═══ Source data

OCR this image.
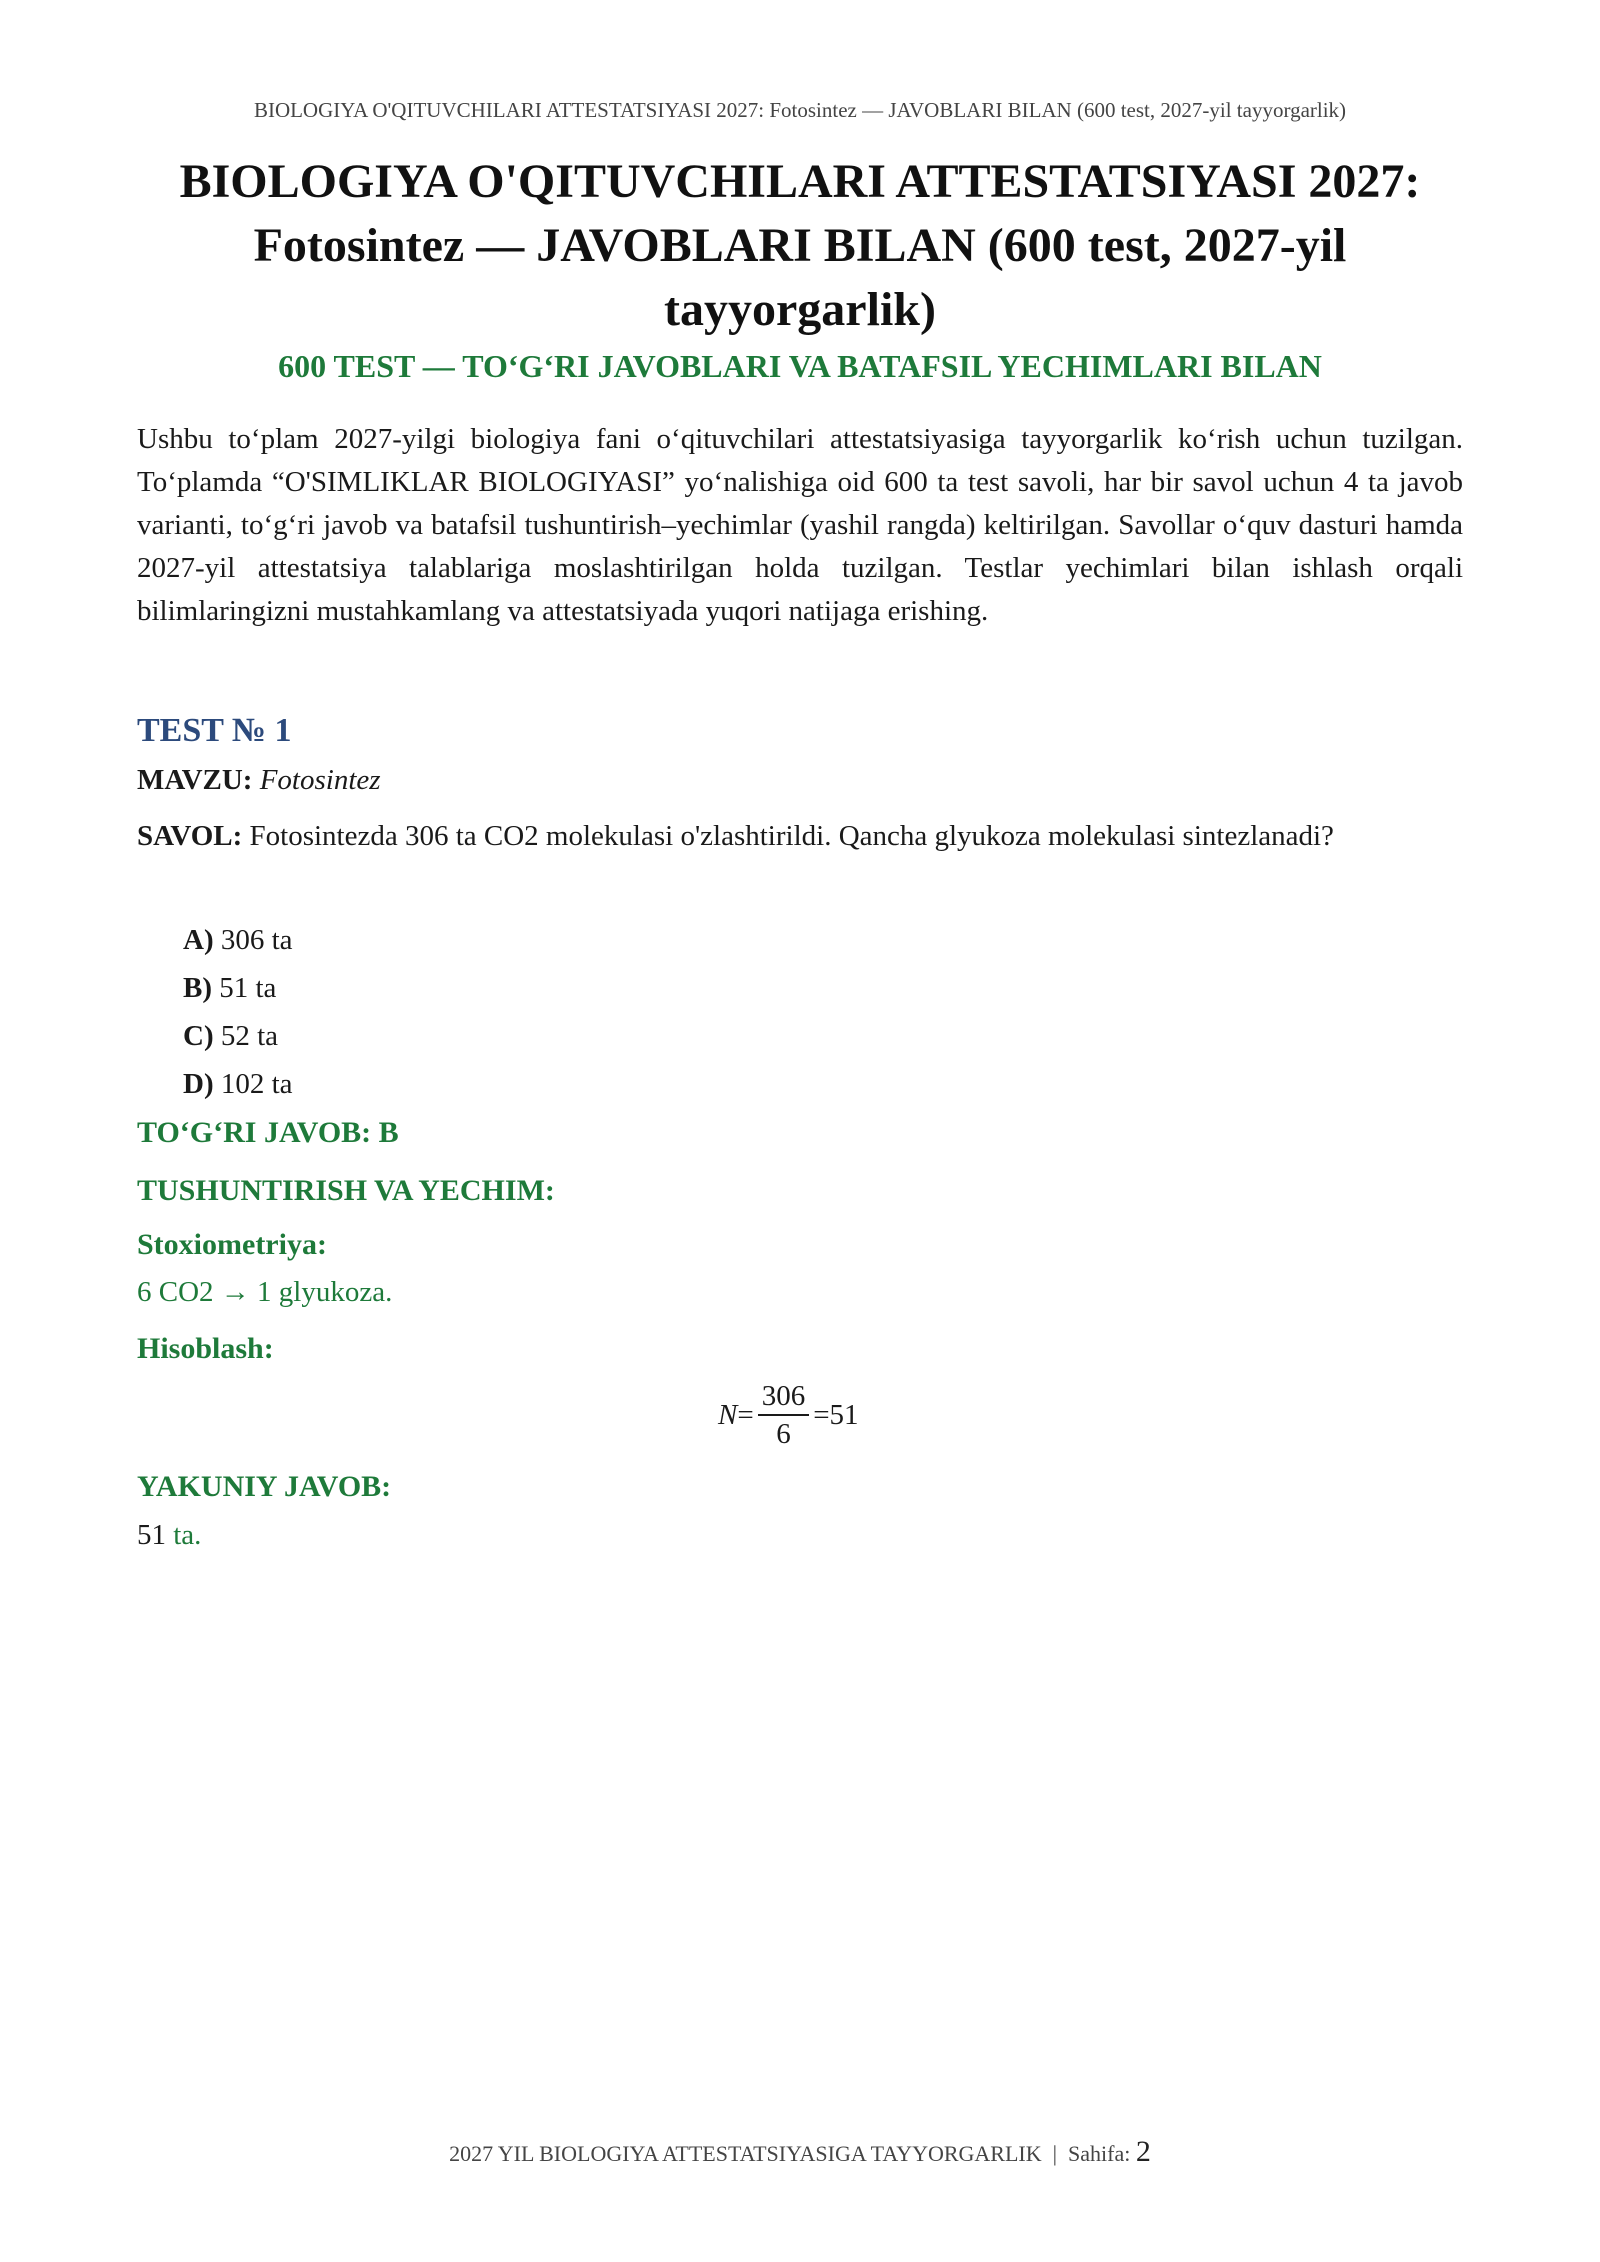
BIOLOGIYA O'QITUVCHILARI ATTESTATSIYASI 2027: Fotosintez — JAVOBLARI BILAN (600 test, 2027-yil tayyorgarlik)
BIOLOGIYA O'QITUVCHILARI ATTESTATSIYASI 2027:
Fotosintez — JAVOBLARI BILAN (600 test, 2027-yil
tayyorgarlik)
600 TEST — TO‘G‘RI JAVOBLARI VA BATAFSIL YECHIMLARI BILAN
Ushbu to‘plam 2027-yilgi biologiya fani o‘qituvchilari attestatsiyasiga tayyorgarlik ko‘rish uchun tuzilgan. To‘plamda “O'SIMLIKLAR BIOLOGIYASI” yo‘nalishiga oid 600 ta test savoli, har bir savol uchun 4 ta javob varianti, to‘g‘ri javob va batafsil tushuntirish–yechimlar (yashil rangda) keltirilgan. Savollar o‘quv dasturi hamda 2027-yil attestatsiya talablariga moslashtirilgan holda tuzilgan. Testlar yechimlari bilan ishlash orqali bilimlaringizni mustahkamlang va attestatsiyada yuqori natijaga erishing.
TEST № 1
MAVZU: Fotosintez
SAVOL: Fotosintezda 306 ta CO2 molekulasi o'zlashtirildi. Qancha glyukoza molekulasi sintezlanadi?
A) 306 ta
B) 51 ta
C) 52 ta
D) 102 ta
TO‘G‘RI JAVOB: B
TUSHUNTIRISH VA YECHIM:
Stoxiometriya:
6 CO2 → 1 glyukoza.
Hisoblash:
$N = \frac{306}{6} =51$
YAKUNIY JAVOB:
51 ta.
2027 YIL BIOLOGIYA ATTESTATSIYASIGA TAYYORGARLIK | Sahifa: 2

══════

| Exercise |
Copy every line of the records above that contains "JAVOBLARI".

| Written response |
BIOLOGIYA O'QITUVCHILARI ATTESTATSIYASI 2027: Fotosintez — JAVOBLARI BILAN (600 test, 2027-yil tayyorgarlik)
Fotosintez — JAVOBLARI BILAN (600 test, 2027-yil
600 TEST — TO‘G‘RI JAVOBLARI VA BATAFSIL YECHIMLARI BILAN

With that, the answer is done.